───── EXCERPTED RECORDS

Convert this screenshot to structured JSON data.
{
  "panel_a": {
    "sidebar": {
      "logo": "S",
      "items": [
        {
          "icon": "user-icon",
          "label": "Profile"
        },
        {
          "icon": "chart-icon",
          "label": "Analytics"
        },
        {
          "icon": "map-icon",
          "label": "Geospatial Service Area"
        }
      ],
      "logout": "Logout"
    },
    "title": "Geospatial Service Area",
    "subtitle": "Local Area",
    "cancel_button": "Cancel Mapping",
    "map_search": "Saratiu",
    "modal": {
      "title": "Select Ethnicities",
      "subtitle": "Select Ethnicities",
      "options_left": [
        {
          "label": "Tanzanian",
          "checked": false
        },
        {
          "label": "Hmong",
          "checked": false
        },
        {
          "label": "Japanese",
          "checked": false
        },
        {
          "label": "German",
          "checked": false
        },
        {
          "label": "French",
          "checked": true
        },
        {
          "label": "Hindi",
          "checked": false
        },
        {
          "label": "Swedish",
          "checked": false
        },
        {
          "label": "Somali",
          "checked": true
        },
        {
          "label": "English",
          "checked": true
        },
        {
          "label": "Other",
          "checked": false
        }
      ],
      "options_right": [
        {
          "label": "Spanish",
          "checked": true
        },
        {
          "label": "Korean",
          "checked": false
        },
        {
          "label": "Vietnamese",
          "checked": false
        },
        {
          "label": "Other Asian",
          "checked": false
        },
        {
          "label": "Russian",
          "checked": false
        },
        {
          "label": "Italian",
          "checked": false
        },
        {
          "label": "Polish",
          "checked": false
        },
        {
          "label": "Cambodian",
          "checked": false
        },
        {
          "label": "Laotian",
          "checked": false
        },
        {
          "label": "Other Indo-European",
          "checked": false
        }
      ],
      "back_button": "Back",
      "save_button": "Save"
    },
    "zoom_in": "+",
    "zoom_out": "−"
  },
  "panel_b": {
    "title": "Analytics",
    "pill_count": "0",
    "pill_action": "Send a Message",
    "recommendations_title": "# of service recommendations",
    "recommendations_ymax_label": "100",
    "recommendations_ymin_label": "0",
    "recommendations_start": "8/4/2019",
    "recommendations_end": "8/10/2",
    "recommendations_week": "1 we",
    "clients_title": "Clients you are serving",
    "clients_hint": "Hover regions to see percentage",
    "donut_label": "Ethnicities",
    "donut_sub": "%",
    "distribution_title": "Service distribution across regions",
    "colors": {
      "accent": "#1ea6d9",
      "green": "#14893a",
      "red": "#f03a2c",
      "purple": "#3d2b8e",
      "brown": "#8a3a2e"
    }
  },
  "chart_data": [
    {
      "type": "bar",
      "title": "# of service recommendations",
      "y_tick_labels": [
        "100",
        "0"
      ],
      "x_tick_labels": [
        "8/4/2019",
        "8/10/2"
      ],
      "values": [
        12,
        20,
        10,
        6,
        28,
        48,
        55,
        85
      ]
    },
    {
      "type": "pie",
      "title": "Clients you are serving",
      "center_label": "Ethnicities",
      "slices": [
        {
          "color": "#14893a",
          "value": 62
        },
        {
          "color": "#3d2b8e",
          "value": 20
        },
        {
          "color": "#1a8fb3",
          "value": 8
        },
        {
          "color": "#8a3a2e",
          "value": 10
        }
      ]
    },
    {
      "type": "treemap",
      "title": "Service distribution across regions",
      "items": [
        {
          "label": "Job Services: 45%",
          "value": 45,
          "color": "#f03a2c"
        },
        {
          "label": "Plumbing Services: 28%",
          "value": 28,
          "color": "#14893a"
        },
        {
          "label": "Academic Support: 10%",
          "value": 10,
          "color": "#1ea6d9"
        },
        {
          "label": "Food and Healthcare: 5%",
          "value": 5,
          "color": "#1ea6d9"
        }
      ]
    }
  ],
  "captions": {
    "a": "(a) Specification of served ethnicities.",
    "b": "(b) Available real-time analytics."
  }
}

──────────

Retype the listing above in full, with no alterations.

Convert this screenshot to structured JSON data.
{
  "panel_a": {
    "sidebar": {
      "logo": "S",
      "items": [
        {
          "icon": "user-icon",
          "label": "Profile"
        },
        {
          "icon": "chart-icon",
          "label": "Analytics"
        },
        {
          "icon": "map-icon",
          "label": "Geospatial Service Area"
        }
      ],
      "logout": "Logout"
    },
    "title": "Geospatial Service Area",
    "subtitle": "Local Area",
    "cancel_button": "Cancel Mapping",
    "map_search": "Saratiu",
    "modal": {
      "title": "Select Ethnicities",
      "subtitle": "Select Ethnicities",
      "options_left": [
        {
          "label": "Tanzanian",
          "checked": false
        },
        {
          "label": "Hmong",
          "checked": false
        },
        {
          "label": "Japanese",
          "checked": false
        },
        {
          "label": "German",
          "checked": false
        },
        {
          "label": "French",
          "checked": true
        },
        {
          "label": "Hindi",
          "checked": false
        },
        {
          "label": "Swedish",
          "checked": false
        },
        {
          "label": "Somali",
          "checked": true
        },
        {
          "label": "English",
          "checked": true
        },
        {
          "label": "Other",
          "checked": false
        }
      ],
      "options_right": [
        {
          "label": "Spanish",
          "checked": true
        },
        {
          "label": "Korean",
          "checked": false
        },
        {
          "label": "Vietnamese",
          "checked": false
        },
        {
          "label": "Other Asian",
          "checked": false
        },
        {
          "label": "Russian",
          "checked": false
        },
        {
          "label": "Italian",
          "checked": false
        },
        {
          "label": "Polish",
          "checked": false
        },
        {
          "label": "Cambodian",
          "checked": false
        },
        {
          "label": "Laotian",
          "checked": false
        },
        {
          "label": "Other Indo-European",
          "checked": false
        }
      ],
      "back_button": "Back",
      "save_button": "Save"
    },
    "zoom_in": "+",
    "zoom_out": "−"
  },
  "panel_b": {
    "title": "Analytics",
    "pill_count": "0",
    "pill_action": "Send a Message",
    "recommendations_title": "# of service recommendations",
    "recommendations_ymax_label": "100",
    "recommendations_ymin_label": "0",
    "recommendations_start": "8/4/2019",
    "recommendations_end": "8/10/2",
    "recommendations_week": "1 we",
    "clients_title": "Clients you are serving",
    "clients_hint": "Hover regions to see percentage",
    "donut_label": "Ethnicities",
    "donut_sub": "%",
    "distribution_title": "Service distribution across regions",
    "colors": {
      "accent": "#1ea6d9",
      "green": "#14893a",
      "red": "#f03a2c",
      "purple": "#3d2b8e",
      "brown": "#8a3a2e"
    }
  },
  "chart_data": [
    {
      "type": "bar",
      "title": "# of service recommendations",
      "y_tick_labels": [
        "100",
        "0"
      ],
      "x_tick_labels": [
        "8/4/2019",
        "8/10/2"
      ],
      "values": [
        12,
        20,
        10,
        6,
        28,
        48,
        55,
        85
      ]
    },
    {
      "type": "pie",
      "title": "Clients you are serving",
      "center_label": "Ethnicities",
      "slices": [
        {
          "color": "#14893a",
          "value": 62
        },
        {
          "color": "#3d2b8e",
          "value": 20
        },
        {
          "color": "#1a8fb3",
          "value": 8
        },
        {
          "color": "#8a3a2e",
          "value": 10
        }
      ]
    },
    {
      "type": "treemap",
      "title": "Service distribution across regions",
      "items": [
        {
          "label": "Job Services: 45%",
          "value": 45,
          "color": "#f03a2c"
        },
        {
          "label": "Plumbing Services: 28%",
          "value": 28,
          "color": "#14893a"
        },
        {
          "label": "Academic Support: 10%",
          "value": 10,
          "color": "#1ea6d9"
        },
        {
          "label": "Food and Healthcare: 5%",
          "value": 5,
          "color": "#1ea6d9"
        }
      ]
    }
  ],
  "captions": {
    "a": "(a) Specification of served ethnicities.",
    "b": "(b) Available real-time analytics."
  }
}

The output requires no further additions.